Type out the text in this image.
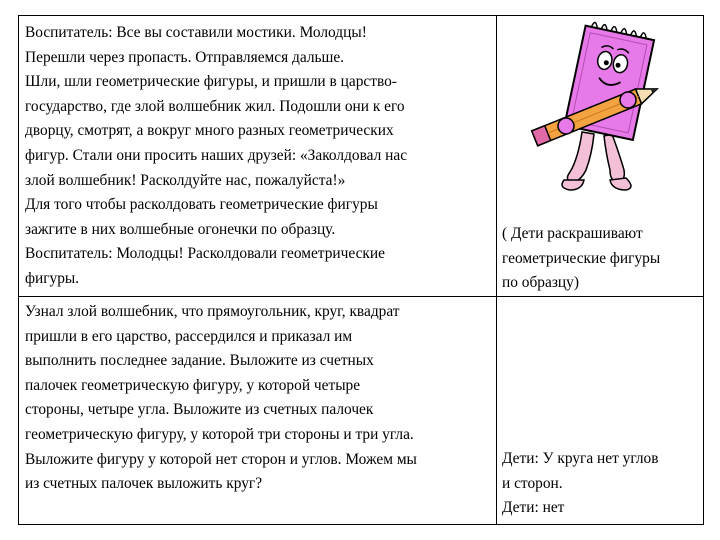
Воспитатель: Все вы составили мостики. Молодцы!
Перешли через пропасть. Отправляемся дальше.
Шли, шли геометрические фигуры, и пришли в царство-
государство, где злой волшебник жил. Подошли они к его
дворцу, смотрят, а вокруг много разных геометрических
фигур. Стали они просить наших друзей: «Заколдовал нас
злой волшебник! Расколдуйте нас, пожалуйста!»
Для того чтобы расколдовать геометрические фигуры
зажгите в них волшебные огонечки по образцу.
Воспитатель: Молодцы! Расколдовали геометрические
фигуры.
( Дети раскрашивают
геометрические фигуры
по образцу)
Узнал злой волшебник, что прямоугольник, круг, квадрат
пришли в его царство, рассердился и приказал им
выполнить последнее задание. Выложите из счетных
палочек геометрическую фигуру, у которой четыре
стороны, четыре угла. Выложите из счетных палочек
геометрическую фигуру, у которой три стороны и три угла.
Выложите фигуру у которой нет сторон и углов. Можем мы
из счетных палочек выложить круг?
Дети: У круга нет углов
и сторон.
Дети: нет
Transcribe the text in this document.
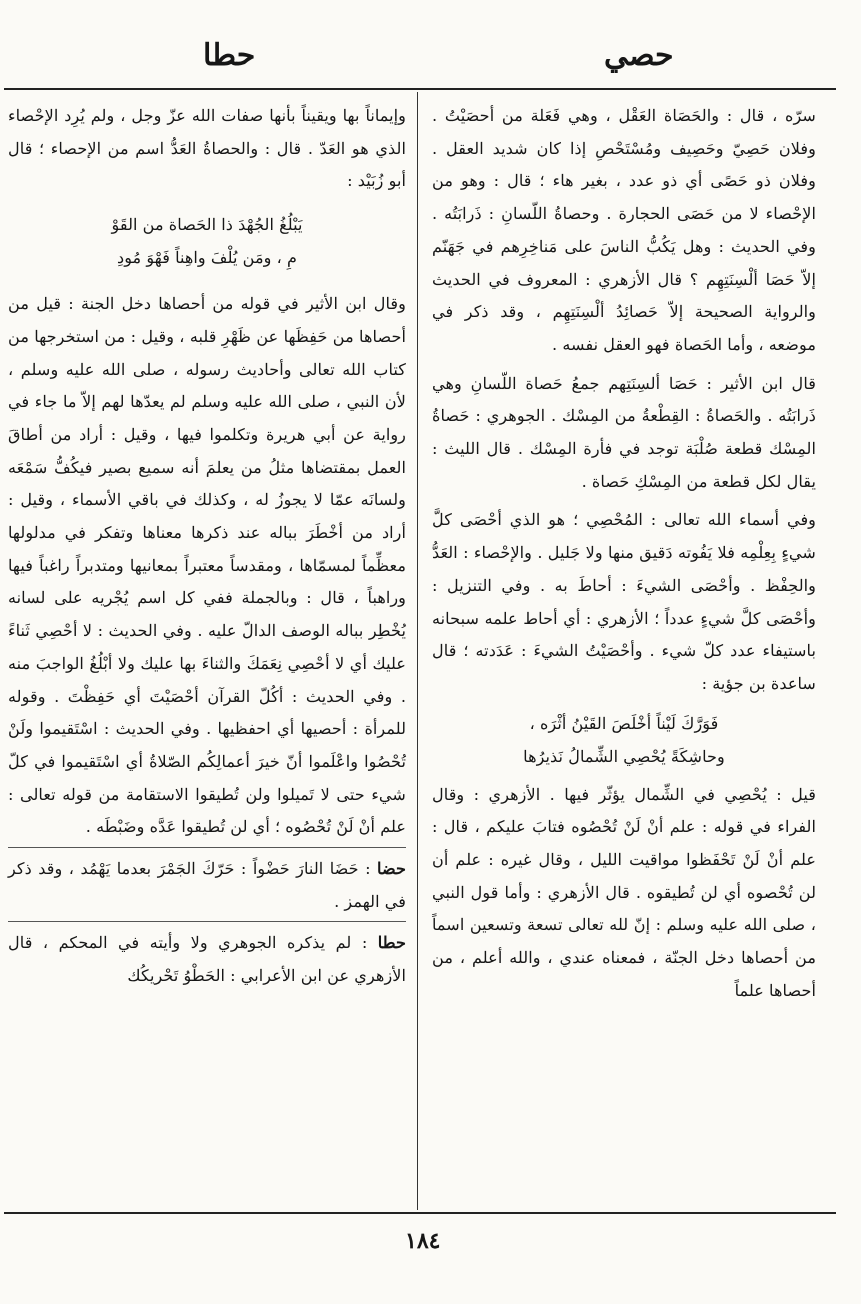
حصي
حطا

سرّه ، قال : والحَصَاة العَقْل ، وهي فَعَلة من أحصَيْتُ . وفلان حَصِيّ وحَصِيف ومُسْتَحْصِ إذا كان شديد العقل . وفلان ذو حَصًى أي ذو عدد ، بغير هاء ؛ قال : وهو من الإحْصاء لا من حَصَى الحجارة . وحصاةُ اللّسانِ : ذَرابَتُه . وفي الحديث : وهل يَكُبُّ الناسَ على مَناخِرِهم في جَهَنّم إلاّ حَصَا ألْسِنَتِهِم ؟ قال الأزهري : المعروف في الحديث والرواية الصحيحة إلاّ حَصائِدُ ألْسِنَتِهِم ، وقد ذكر في موضعه ، وأما الحَصاة فهو العقل نفسه .

قال ابن الأثير : حَصَا ألسِنَتِهم جمعُ حَصاة اللّسانِ وهي ذَرابَتُه . والحَصاةُ : القِطْعةُ من المِسْك . الجوهري : حَصاةُ المِسْك قطعة صُلْبَة توجد في فأرة المِسْك . قال الليث : يقال لكل قطعة من المِسْكِ حَصاة .

وفي أسماء الله تعالى : المُحْصِي ؛ هو الذي أحْصَى كلَّ شيءٍ بِعِلْمِه فلا يَفُوته دَقيق منها ولا جَليل . والإحْصاء : العَدُّ والحِفْظ . وأحْصَى الشيءَ : أحاطَ به . وفي التنزيل : وأحْصَى كلَّ شيءٍ عدداً ؛ الأزهري : أي أحاط علمه سبحانه باستيفاء عدد كلّ شيء . وأحْصَيْتُ الشيءَ : عَدَدته ؛ قال ساعدة بن جؤية :

فَوَرَّكَ لَيْناً أخْلَصَ القَيْنُ أثْرَه ،
وحاشِكَةً يُحْصِي الشِّمالُ نَذيرُها

قيل : يُحْصِي في الشِّمال يؤثّر فيها . الأزهري : وقال الفراء في قوله : علم أنْ لَنْ تُحْصُوه فتابَ عليكم ، قال : علم أنْ لَنْ تَحْفَظوا مواقيت الليل ، وقال غيره : علم أن لن تُحْصوه أي لن تُطيقوه . قال الأزهري : وأما قول النبي ، صلى الله عليه وسلم : إنّ لله تعالى تسعة وتسعين اسماً من أحصاها دخل الجنّة ، فمعناه عندي ، والله أعلم ، من أحصاها علماً

وإيماناً بها ويقيناً بأنها صفات الله عزّ وجل ، ولم يُرِد الإحْصاء الذي هو العَدّ . قال : والحصاةُ العَدُّ اسم من الإحصاء ؛ قال أبو زُبَيْد :

يَبْلُغُ الجُهْدَ ذا الحَصاة من القَوْ
مِ ، ومَن يُلْفَ واهِناً فَهْوَ مُودِ

وقال ابن الأثير في قوله من أحصاها دخل الجنة : قيل من أحصاها من حَفِظَها عن ظَهْرِ قلبه ، وقيل : من استخرجها من كتاب الله تعالى وأحاديث رسوله ، صلى الله عليه وسلم ، لأن النبي ، صلى الله عليه وسلم لم يعدّها لهم إلاّ ما جاء في رواية عن أبي هريرة وتكلموا فيها ، وقيل : أراد من أطاقَ العمل بمقتضاها مثلُ من يعلمَ أنه سميع بصير فيكُفُّ سَمْعَه ولسانَه عمّا لا يجوزُ له ، وكذلك في باقي الأسماء ، وقيل : أراد من أخْطَرَ بباله عند ذكرها معناها وتفكر في مدلولها معظِّماً لمسمّاها ، ومقدساً معتبراً بمعانيها ومتدبراً راغباً فيها وراهباً ، قال : وبالجملة ففي كل اسم يُجْريه على لسانه يُخْطِر بباله الوصف الدالّ عليه . وفي الحديث : لا أحْصِي ثَناءً عليك أي لا أحْصِي نِعَمَكَ والثناءَ بها عليك ولا أبْلُغُ الواجبَ منه . وفي الحديث : أكُلّ القرآن أحْصَيْتَ أي حَفِظْتَ . وقوله للمرأة : أحصيها أي احفظيها . وفي الحديث : اسْتَقيموا ولَنْ تُحْصُوا واعْلَموا أنّ خيرَ أعمالِكُم الصّلاةُ أي اسْتَقيموا في كلّ شيء حتى لا تَميلوا ولن تُطيقوا الاستقامة من قوله تعالى : علم أنْ لَنْ تُحْصُوه ؛ أي لن تُطيقوا عَدَّه وضَبْطَه .

حضا : حَضَا النارَ حَضْواً : حَرّكَ الجَمْرَ بعدما يَهْمُد ، وقد ذكر في الهمز .

حطا : لم يذكره الجوهري ولا وأيته في المحكم ، قال الأزهري عن ابن الأعرابي : الحَطْوُ تَحْريكُك

١٨٤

## Prompt
Omit every picture while copying the listing above exactly.

## Task solution
Type out the text in this image.
Воспитатель: Все вы составили мостики. Молодцы!
Перешли через пропасть. Отправляемся дальше.
Шли, шли геометрические фигуры, и пришли в царство-
государство, где злой волшебник жил. Подошли они к его
дворцу, смотрят, а вокруг много разных геометрических
фигур. Стали они просить наших друзей: «Заколдовал нас
злой волшебник! Расколдуйте нас, пожалуйста!»
Для того чтобы расколдовать геометрические фигуры
зажгите в них волшебные огонечки по образцу.
Воспитатель: Молодцы! Расколдовали геометрические
фигуры.
( Дети раскрашивают
геометрические фигуры
по образцу)
Узнал злой волшебник, что прямоугольник, круг, квадрат
пришли в его царство, рассердился и приказал им
выполнить последнее задание. Выложите из счетных
палочек геометрическую фигуру, у которой четыре
стороны, четыре угла. Выложите из счетных палочек
геометрическую фигуру, у которой три стороны и три угла.
Выложите фигуру у которой нет сторон и углов. Можем мы
из счетных палочек выложить круг?
Дети: У круга нет углов
и сторон.
Дети: нет
Transcribe the text in this document.
حصي
حطا

سرّه ، قال : والحَصَاة العَقْل ، وهي فَعَلة من أحصَيْتُ . وفلان حَصِيّ وحَصِيف ومُسْتَحْصِ إذا كان شديد العقل . وفلان ذو حَصًى أي ذو عدد ، بغير هاء ؛ قال : وهو من الإحْصاء لا من حَصَى الحجارة . وحصاةُ اللّسانِ : ذَرابَتُه . وفي الحديث : وهل يَكُبُّ الناسَ على مَناخِرِهم في جَهَنّم إلاّ حَصَا ألْسِنَتِهِم ؟ قال الأزهري : المعروف في الحديث والرواية الصحيحة إلاّ حَصائِدُ ألْسِنَتِهِم ، وقد ذكر في موضعه ، وأما الحَصاة فهو العقل نفسه .

قال ابن الأثير : حَصَا ألسِنَتِهم جمعُ حَصاة اللّسانِ وهي ذَرابَتُه . والحَصاةُ : القِطْعةُ من المِسْك . الجوهري : حَصاةُ المِسْك قطعة صُلْبَة توجد في فأرة المِسْك . قال الليث : يقال لكل قطعة من المِسْكِ حَصاة .

وفي أسماء الله تعالى : المُحْصِي ؛ هو الذي أحْصَى كلَّ شيءٍ بِعِلْمِه فلا يَفُوته دَقيق منها ولا جَليل . والإحْصاء : العَدُّ والحِفْظ . وأحْصَى الشيءَ : أحاطَ به . وفي التنزيل : وأحْصَى كلَّ شيءٍ عدداً ؛ الأزهري : أي أحاط علمه سبحانه باستيفاء عدد كلّ شيء . وأحْصَيْتُ الشيءَ : عَدَدته ؛ قال ساعدة بن جؤية :

فَوَرَّكَ لَيْناً أخْلَصَ القَيْنُ أثْرَه ،
وحاشِكَةً يُحْصِي الشِّمالُ نَذيرُها

قيل : يُحْصِي في الشِّمال يؤثّر فيها . الأزهري : وقال الفراء في قوله : علم أنْ لَنْ تُحْصُوه فتابَ عليكم ، قال : علم أنْ لَنْ تَحْفَظوا مواقيت الليل ، وقال غيره : علم أن لن تُحْصوه أي لن تُطيقوه . قال الأزهري : وأما قول النبي ، صلى الله عليه وسلم : إنّ لله تعالى تسعة وتسعين اسماً من أحصاها دخل الجنّة ، فمعناه عندي ، والله أعلم ، من أحصاها علماً

وإيماناً بها ويقيناً بأنها صفات الله عزّ وجل ، ولم يُرِد الإحْصاء الذي هو العَدّ . قال : والحصاةُ العَدُّ اسم من الإحصاء ؛ قال أبو زُبَيْد :

يَبْلُغُ الجُهْدَ ذا الحَصاة من القَوْ
مِ ، ومَن يُلْفَ واهِناً فَهْوَ مُودِ

وقال ابن الأثير في قوله من أحصاها دخل الجنة : قيل من أحصاها من حَفِظَها عن ظَهْرِ قلبه ، وقيل : من استخرجها من كتاب الله تعالى وأحاديث رسوله ، صلى الله عليه وسلم ، لأن النبي ، صلى الله عليه وسلم لم يعدّها لهم إلاّ ما جاء في رواية عن أبي هريرة وتكلموا فيها ، وقيل : أراد من أطاقَ العمل بمقتضاها مثلُ من يعلمَ أنه سميع بصير فيكُفُّ سَمْعَه ولسانَه عمّا لا يجوزُ له ، وكذلك في باقي الأسماء ، وقيل : أراد من أخْطَرَ بباله عند ذكرها معناها وتفكر في مدلولها معظِّماً لمسمّاها ، ومقدساً معتبراً بمعانيها ومتدبراً راغباً فيها وراهباً ، قال : وبالجملة ففي كل اسم يُجْريه على لسانه يُخْطِر بباله الوصف الدالّ عليه . وفي الحديث : لا أحْصِي ثَناءً عليك أي لا أحْصِي نِعَمَكَ والثناءَ بها عليك ولا أبْلُغُ الواجبَ منه . وفي الحديث : أكُلّ القرآن أحْصَيْتَ أي حَفِظْتَ . وقوله للمرأة : أحصيها أي احفظيها . وفي الحديث : اسْتَقيموا ولَنْ تُحْصُوا واعْلَموا أنّ خيرَ أعمالِكُم الصّلاةُ أي اسْتَقيموا في كلّ شيء حتى لا تَميلوا ولن تُطيقوا الاستقامة من قوله تعالى : علم أنْ لَنْ تُحْصُوه ؛ أي لن تُطيقوا عَدَّه وضَبْطَه .

حضا : حَضَا النارَ حَضْواً : حَرّكَ الجَمْرَ بعدما يَهْمُد ، وقد ذكر في الهمز .

حطا : لم يذكره الجوهري ولا وأيته في المحكم ، قال الأزهري عن ابن الأعرابي : الحَطْوُ تَحْريكُك

١٨٤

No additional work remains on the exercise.